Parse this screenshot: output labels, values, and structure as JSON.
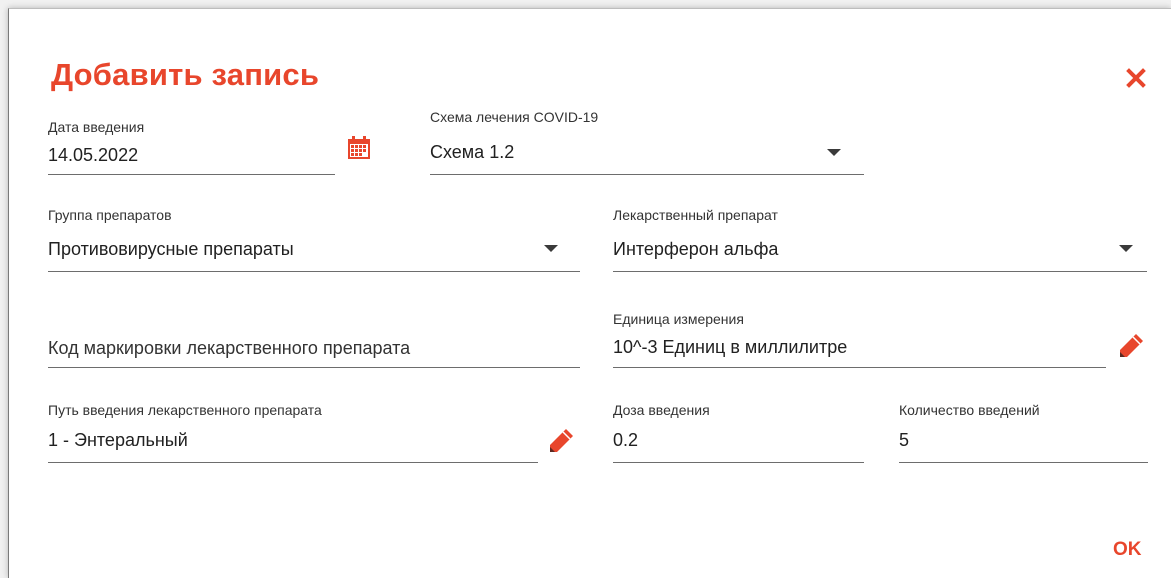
{
  "dialog": {
    "title": "Добавить запись",
    "ok_label": "OK",
    "accent_color": "#e8462c"
  },
  "fields": {
    "date": {
      "label": "Дата введения",
      "value": "14.05.2022"
    },
    "scheme": {
      "label": "Схема лечения COVID-19",
      "value": "Схема 1.2"
    },
    "drug_group": {
      "label": "Группа препаратов",
      "value": "Противовирусные препараты"
    },
    "drug": {
      "label": "Лекарственный препарат",
      "value": "Интерферон альфа"
    },
    "marking_code": {
      "placeholder": "Код маркировки лекарственного препарата"
    },
    "unit": {
      "label": "Единица измерения",
      "value": "10^-3 Единиц в миллилитре"
    },
    "route": {
      "label": "Путь введения лекарственного препарата",
      "value": "1 - Энтеральный"
    },
    "dose": {
      "label": "Доза введения",
      "value": "0.2"
    },
    "count": {
      "label": "Количество введений",
      "value": "5"
    }
  },
  "icons": {
    "close": "close-icon",
    "calendar": "calendar-icon",
    "edit": "pencil-icon",
    "dropdown": "chevron-down-icon"
  }
}
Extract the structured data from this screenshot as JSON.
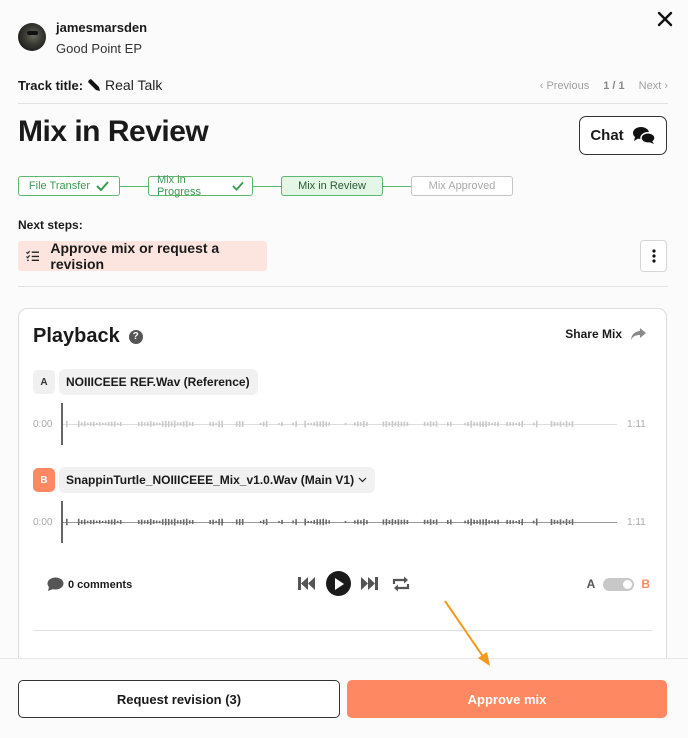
{
  "header": {
    "username": "jamesmarsden",
    "project": "Good Point EP",
    "avatar_icon": "user-avatar",
    "close_icon": "close-icon"
  },
  "track": {
    "label": "Track title:",
    "title": "Real Talk",
    "edit_icon": "pencil-icon"
  },
  "pager": {
    "previous": "‹ Previous",
    "count": "1 / 1",
    "next": "Next ›"
  },
  "page_title": "Mix in Review",
  "chat_button": {
    "label": "Chat",
    "icon": "chat-bubbles-icon"
  },
  "steps": [
    {
      "label": "File Transfer",
      "state": "done"
    },
    {
      "label": "Mix in Progress",
      "state": "done"
    },
    {
      "label": "Mix in Review",
      "state": "active"
    },
    {
      "label": "Mix Approved",
      "state": "pending"
    }
  ],
  "next_steps": {
    "label": "Next steps:",
    "task": "Approve mix or request a revision",
    "task_icon": "checklist-icon",
    "menu_icon": "kebab-icon"
  },
  "playback": {
    "title": "Playback",
    "help": "?",
    "share_label": "Share Mix",
    "tracks": [
      {
        "badge": "A",
        "file": "NOIIICEEE REF.Wav (Reference)",
        "start": "0:00",
        "end": "1:11",
        "active": false
      },
      {
        "badge": "B",
        "file": "SnappinTurtle_NOIIICEEE_Mix_v1.0.Wav (Main V1)",
        "start": "0:00",
        "end": "1:11",
        "active": true,
        "has_dropdown": true
      }
    ],
    "comments": "0 comments",
    "toggle": {
      "a": "A",
      "b": "B",
      "selected": "B"
    }
  },
  "footer": {
    "request_revision": "Request revision (3)",
    "approve": "Approve mix"
  },
  "colors": {
    "accent": "#fd8862",
    "step_green": "#5cb870",
    "next_step_bg": "#fde5df",
    "annotation_arrow": "#f39a1e"
  }
}
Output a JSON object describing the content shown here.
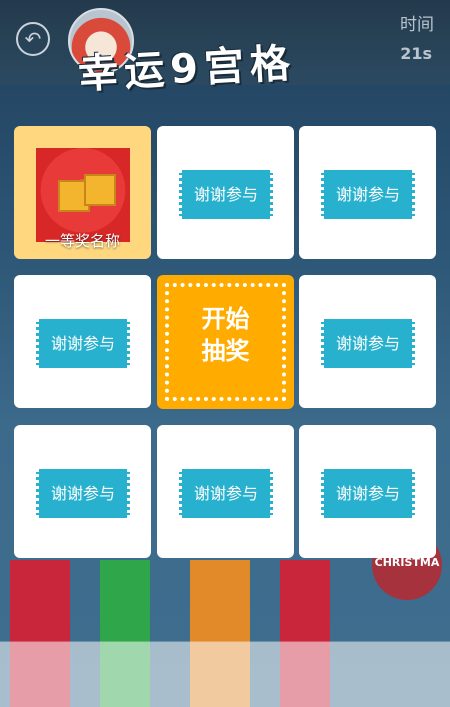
{
  "header": {
    "title": "幸运9宫格",
    "time_label": "时间",
    "time_value": "21s"
  },
  "grid": {
    "cells": [
      {
        "label": "一等奖名称"
      },
      {
        "label": "谢谢参与"
      },
      {
        "label": "谢谢参与"
      },
      {
        "label": "谢谢参与"
      },
      {
        "label": "谢谢参与"
      },
      {
        "label": "谢谢参与"
      },
      {
        "label": "谢谢参与"
      },
      {
        "label": "谢谢参与"
      }
    ],
    "start_line1": "开始",
    "start_line2": "抽奖"
  },
  "background": {
    "badge_text": "CHRISTMA"
  },
  "colors": {
    "accent_orange": "#ffab00",
    "ticket_blue": "#27b1ce",
    "prize_cell": "#ffd77f"
  }
}
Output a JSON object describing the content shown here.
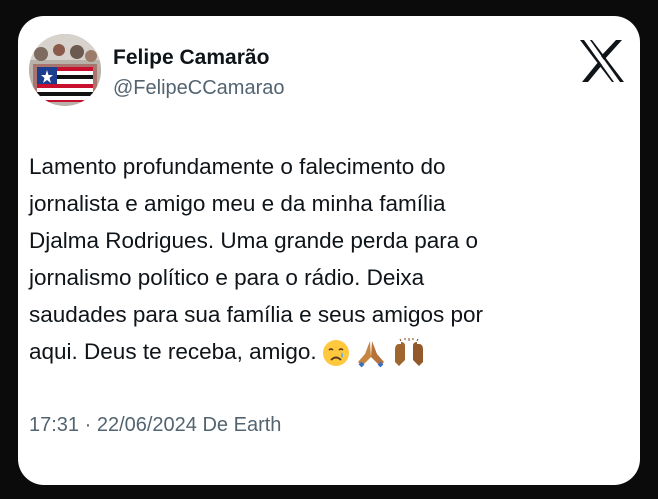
{
  "author": {
    "name": "Felipe Camarão",
    "handle": "@FelipeCCamarao",
    "avatar_icon": "avatar-with-maranhao-flag"
  },
  "brand": {
    "logo_icon": "x-logo-icon",
    "color": "#0f1419"
  },
  "tweet": {
    "lines": [
      "Lamento profundamente o falecimento do",
      "jornalista e amigo meu e da minha família",
      "Djalma Rodrigues. Uma grande perda para o",
      "jornalismo político e para o rádio. Deixa",
      "saudades para sua família e seus amigos por",
      "aqui. Deus te receba, amigo."
    ],
    "emojis": [
      "crying-face-emoji",
      "folded-hands-emoji",
      "raising-hands-emoji"
    ]
  },
  "meta": {
    "timestamp": "17:31 · 22/06/2024 De Earth"
  },
  "colors": {
    "background": "#0b0b0b",
    "card": "#ffffff",
    "text": "#0f1419",
    "secondary_text": "#536471"
  }
}
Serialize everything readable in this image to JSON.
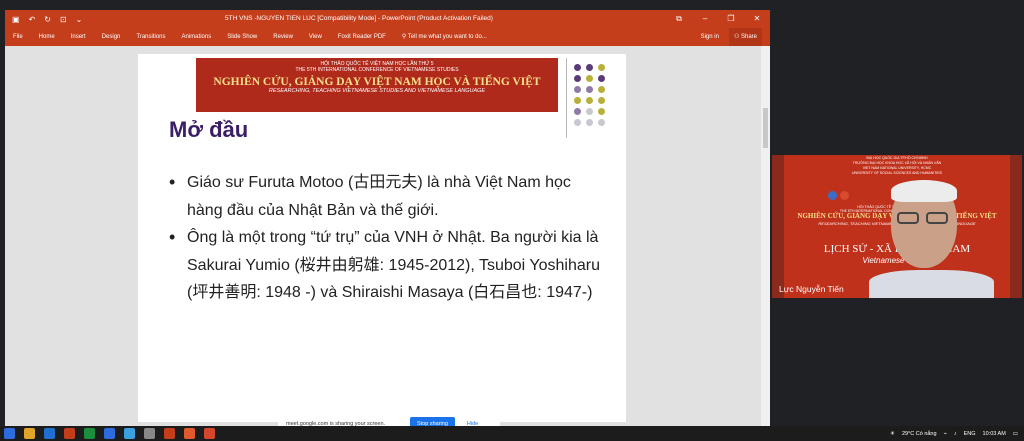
{
  "window": {
    "title": "5TH VNS -NGUYEN TIEN LUC [Compatibility Mode] - PowerPoint (Product Activation Failed)",
    "controls": [
      "⧉",
      "–",
      "❐",
      "✕"
    ]
  },
  "ribbon": {
    "tabs": [
      "File",
      "Home",
      "Insert",
      "Design",
      "Transitions",
      "Animations",
      "Slide Show",
      "Review",
      "View",
      "Foxit Reader PDF"
    ],
    "tell_me": "Tell me what you want to do...",
    "sign_in": "Sign in",
    "share": "Share"
  },
  "slide": {
    "banner": {
      "line1": "HỘI THẢO QUỐC TẾ VIỆT NAM HỌC LẦN THỨ 5",
      "line2": "THE 5TH INTERNATIONAL CONFERENCE OF VIETNAMESE STUDIES",
      "line3": "NGHIÊN CỨU, GIẢNG DẠY VIỆT NAM HỌC VÀ TIẾNG VIỆT",
      "line4": "RESEARCHING, TEACHING VIETNAMESE STUDIES AND VIETNAMESE LANGUAGE"
    },
    "title": "Mở đầu",
    "bullets": [
      "Giáo sư Furuta Motoo (古田元夫) là nhà Việt Nam học hàng đầu của Nhật Bản và thế giới.",
      "Ông là một trong “tứ trụ” của VNH ở Nhật. Ba người kia là Sakurai Yumio (桜井由躬雄: 1945-2012), Tsuboi Yoshiharu (坪井善明: 1948 -) và Shiraishi Masaya (白石昌也: 1947-)"
    ],
    "dot_colors": [
      "#5a3a78",
      "#b9b03a",
      "#8e7aa8",
      "#c8c8d0"
    ]
  },
  "video": {
    "banner_lines": [
      "ĐẠI HỌC QUỐC GIA TP.HỒ CHÍ MINH",
      "TRƯỜNG ĐẠI HỌC KHOA HỌC XÃ HỘI VÀ NHÂN VĂN",
      "VIET NAM NATIONAL UNIVERSITY, HCMC",
      "UNIVERSITY OF SOCIAL SCIENCES AND HUMANITIES",
      "HỘI THẢO QUỐC TẾ VIỆT NAM HỌC LẦN THỨ 5",
      "THE 5TH INTERNATIONAL CONFERENCE OF VIETNAMESE STUDIES"
    ],
    "big": "NGHIÊN CỨU, GIẢNG DẠY VIỆT NAM HỌC VÀ TIẾNG VIỆT",
    "sub": "RESEARCHING, TEACHING VIETNAMESE STUDIES AND VIETNAMESE LANGUAGE",
    "session": "LỊCH SỬ - XÃ HỘI VIỆT NAM",
    "session_en": "Vietnamese History",
    "participant": "Lực Nguyễn Tiến"
  },
  "sharebar": {
    "message": "meet.google.com is sharing your screen.",
    "stop": "Stop sharing",
    "hide": "Hide"
  },
  "taskbar": {
    "weather": "29°C Có nắng",
    "lang": "ENG",
    "time": "10:03 AM",
    "icon_colors": [
      "#2d6cdf",
      "#e0a42b",
      "#1f6fd1",
      "#c43e1c",
      "#1a8f3d",
      "#2d6cdf",
      "#3ba0e0",
      "#888888",
      "#c43e1c",
      "#e05a2b",
      "#d4472c"
    ]
  }
}
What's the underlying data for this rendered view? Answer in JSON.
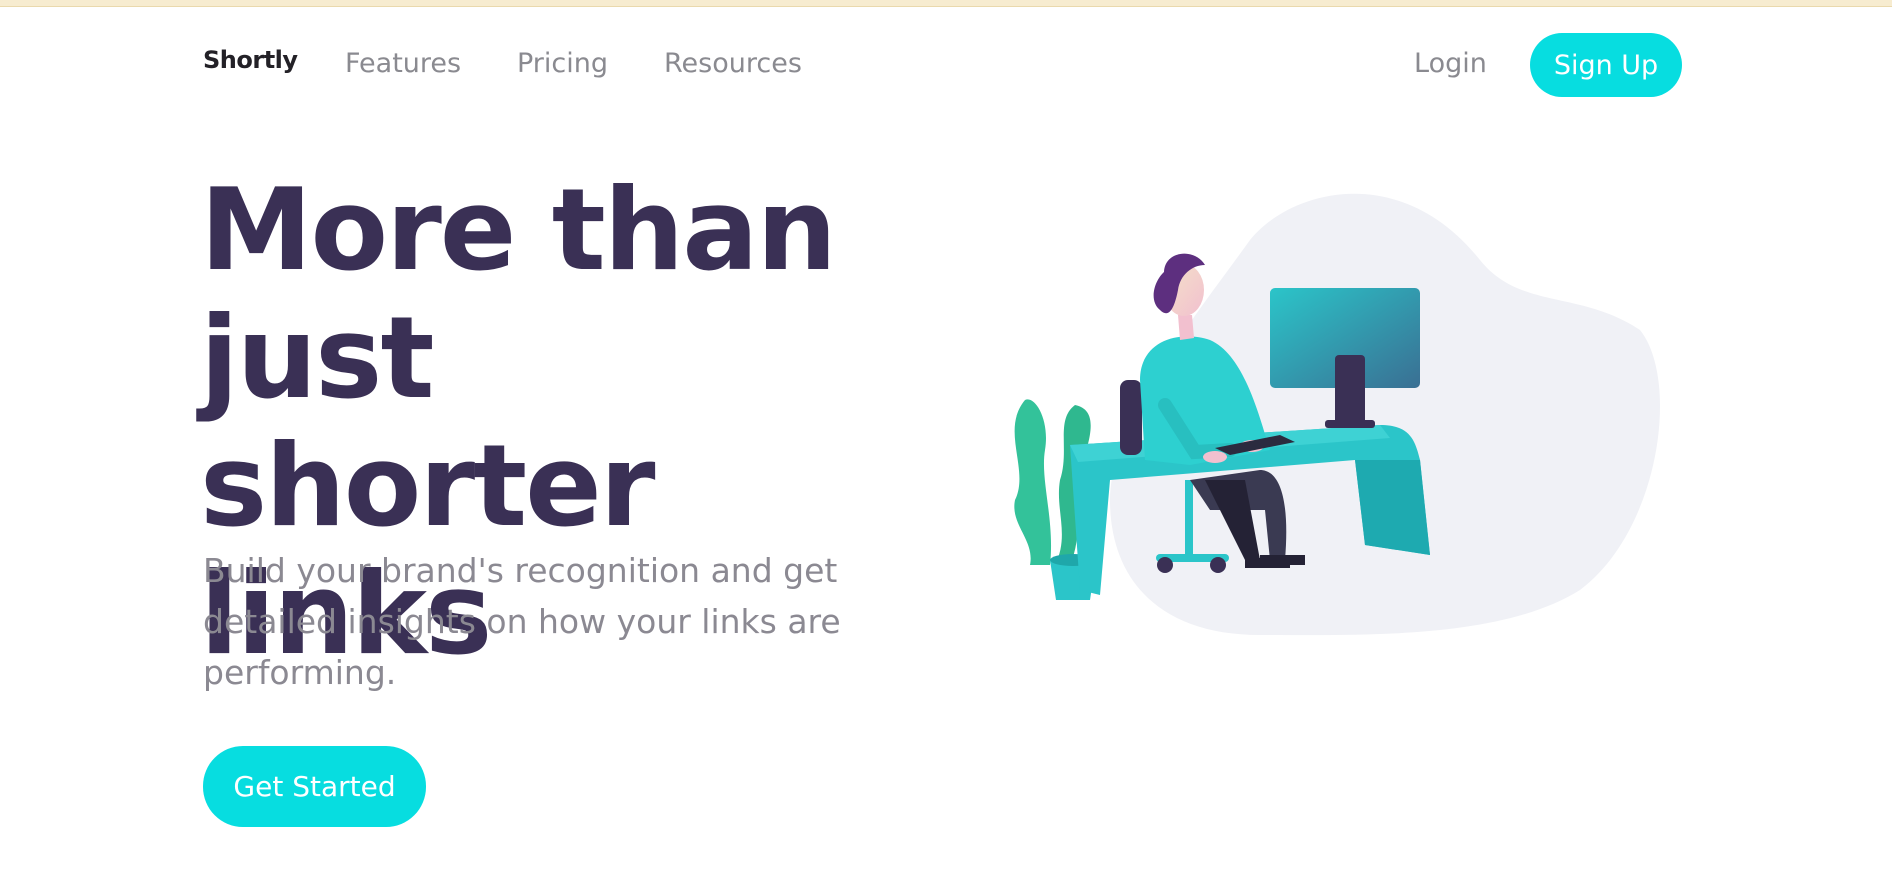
{
  "nav": {
    "brand": "Shortly",
    "links": [
      "Features",
      "Pricing",
      "Resources"
    ],
    "login": "Login",
    "signup": "Sign Up"
  },
  "hero": {
    "title": "More than just shorter links",
    "subtitle": "Build your brand's recognition and get detailed insights on how your links are performing.",
    "cta": "Get Started"
  },
  "colors": {
    "accent": "#07dde0",
    "heading": "#3a3055",
    "muted": "#8b8992",
    "blob": "#f0f1f6"
  },
  "illustration": {
    "icon": "person-working-at-desk-icon"
  }
}
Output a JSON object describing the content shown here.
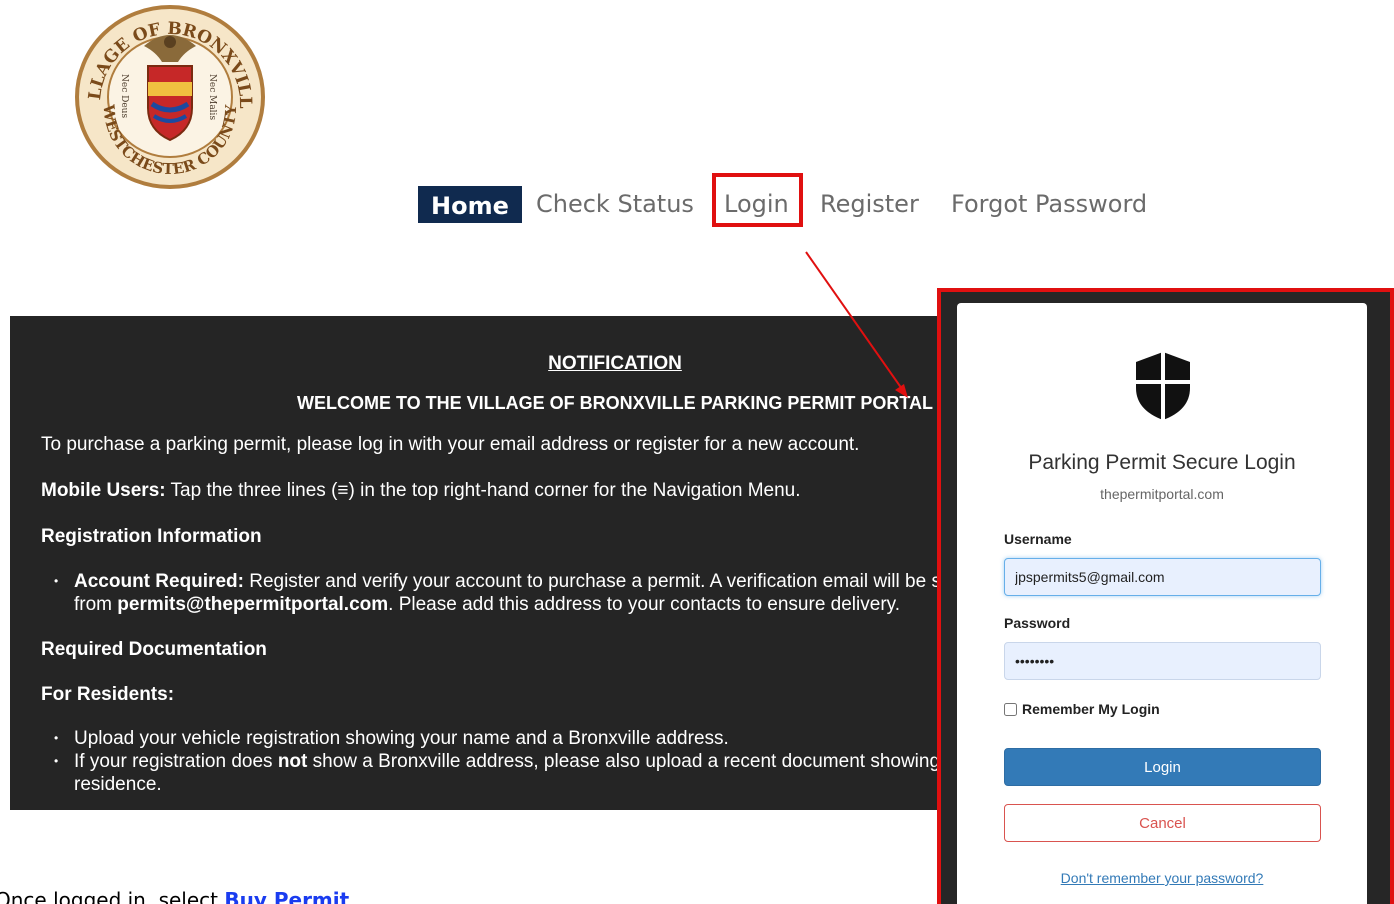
{
  "seal": {
    "text_top": "VILLAGE OF BRONXVILLE",
    "text_bottom": "WESTCHESTER COUNTY",
    "motto_left": "Nec Deus",
    "motto_right": "Nec Malis"
  },
  "nav": {
    "home": "Home",
    "check_status": "Check Status",
    "login": "Login",
    "register": "Register",
    "forgot_password": "Forgot Password"
  },
  "notice": {
    "heading": "NOTIFICATION",
    "welcome": "WELCOME TO THE VILLAGE OF BRONXVILLE PARKING PERMIT PORTAL",
    "intro": "To purchase a parking permit, please log in with your email address or register for a new account.",
    "mobile_label": "Mobile Users:",
    "mobile_text": " Tap the three lines (≡) in the top right-hand corner for the Navigation Menu.",
    "reg_heading": "Registration Information",
    "account_label": "Account Required:",
    "account_text": " Register and verify your account to purchase a permit. A verification email will be sent",
    "account_from": "from ",
    "account_email": "permits@thepermitportal.com",
    "account_rest": ". Please add this address to your contacts to ensure delivery.",
    "doc_heading": "Required Documentation",
    "residents_heading": "For Residents:",
    "bullet1": "Upload your vehicle registration showing your name and a Bronxville address.",
    "bullet2_a": "If your registration does ",
    "bullet2_not": "not",
    "bullet2_b": " show a Bronxville address, please also upload a recent document showing proof of",
    "bullet2_c": "residence."
  },
  "footer": {
    "prefix": "Once logged in, select ",
    "link": "Buy Permit"
  },
  "login": {
    "title": "Parking Permit Secure Login",
    "subtitle": "thepermitportal.com",
    "username_label": "Username",
    "username_value": "jpspermits5@gmail.com",
    "password_label": "Password",
    "password_value": "••••••••",
    "remember_label": "Remember My Login",
    "remember_checked": false,
    "login_button": "Login",
    "cancel_button": "Cancel",
    "forgot_link": "Don't remember your password?"
  },
  "colors": {
    "nav_home_bg": "#102a4f",
    "highlight_red": "#e01010",
    "notice_bg": "#252525",
    "login_button": "#337ab7",
    "cancel_red": "#d9534f",
    "footer_link": "#1a3cf0"
  }
}
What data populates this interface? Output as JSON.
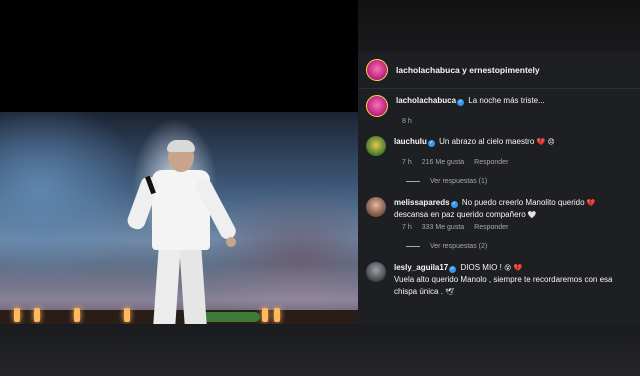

- _Your objective_: State the number of lines in the data that include the string "sharing", and add nothing else.

- _Expected output_: 2